_Instructions for the task:_ Wherever "rest" appears in a line, list that line.

[Stored data]
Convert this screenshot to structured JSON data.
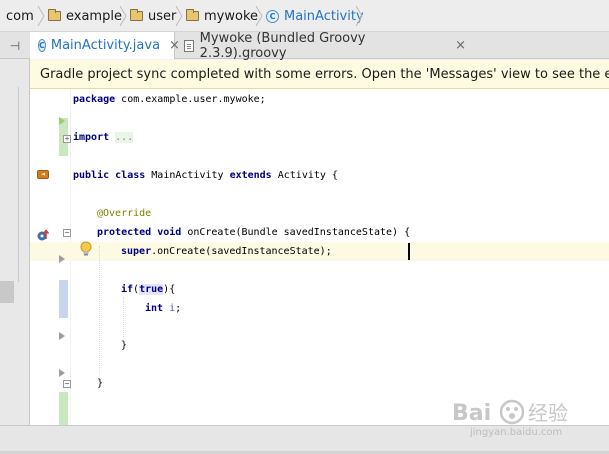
{
  "breadcrumb": {
    "items": [
      {
        "label": "com",
        "icon": "folder-icon"
      },
      {
        "label": "example",
        "icon": "folder-icon"
      },
      {
        "label": "user",
        "icon": "folder-icon"
      },
      {
        "label": "mywoke",
        "icon": "folder-icon"
      },
      {
        "label": "MainActivity",
        "icon": "class-icon",
        "active": true
      }
    ],
    "class_icon_letter": "C"
  },
  "tabs": [
    {
      "label": "MainActivity.java",
      "icon": "class-icon",
      "active": true,
      "close": "×"
    },
    {
      "label": "Mywoke (Bundled Groovy 2.3.9).groovy",
      "icon": "groovy-file-icon",
      "active": false,
      "close": "×"
    }
  ],
  "tab_control": "⊣",
  "banner": {
    "text": "Gradle project sync completed with some errors. Open the 'Messages' view to see the errors four"
  },
  "code": {
    "package_kw": "package",
    "package_name": " com.example.user.mywoke;",
    "import_kw": "import",
    "import_fold": "...",
    "class_line": {
      "kw1": "public",
      "kw2": "class",
      "name": " MainActivity ",
      "kw3": "extends",
      "parent": " Activity {"
    },
    "annotation": "@Override",
    "method_line": {
      "kw1": "protected",
      "kw2": "void",
      "rest": " onCreate(Bundle savedInstanceState) {"
    },
    "super_line": {
      "kw": "super",
      "rest": ".onCreate(savedInstanceState);"
    },
    "if_line": {
      "kw": "if",
      "open": "(",
      "cond": "true",
      "close": "){"
    },
    "int_line": {
      "kw": "int",
      "var": " i",
      "end": ";"
    },
    "close_brace_if": "}",
    "close_brace_method": "}"
  },
  "colors": {
    "keyword": "#000080",
    "annotation": "#808000",
    "active_link": "#2473c2",
    "banner_bg": "#fffbe0",
    "caret_line": "#fcfae3"
  },
  "watermark": {
    "brand": "Bai",
    "brand2": "经验",
    "url": "jingyan.baidu.com"
  }
}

_Right answer:_
      "rest": " onCreate(Bundle savedInstanceState) {"
      "rest": ".onCreate(savedInstanceState);"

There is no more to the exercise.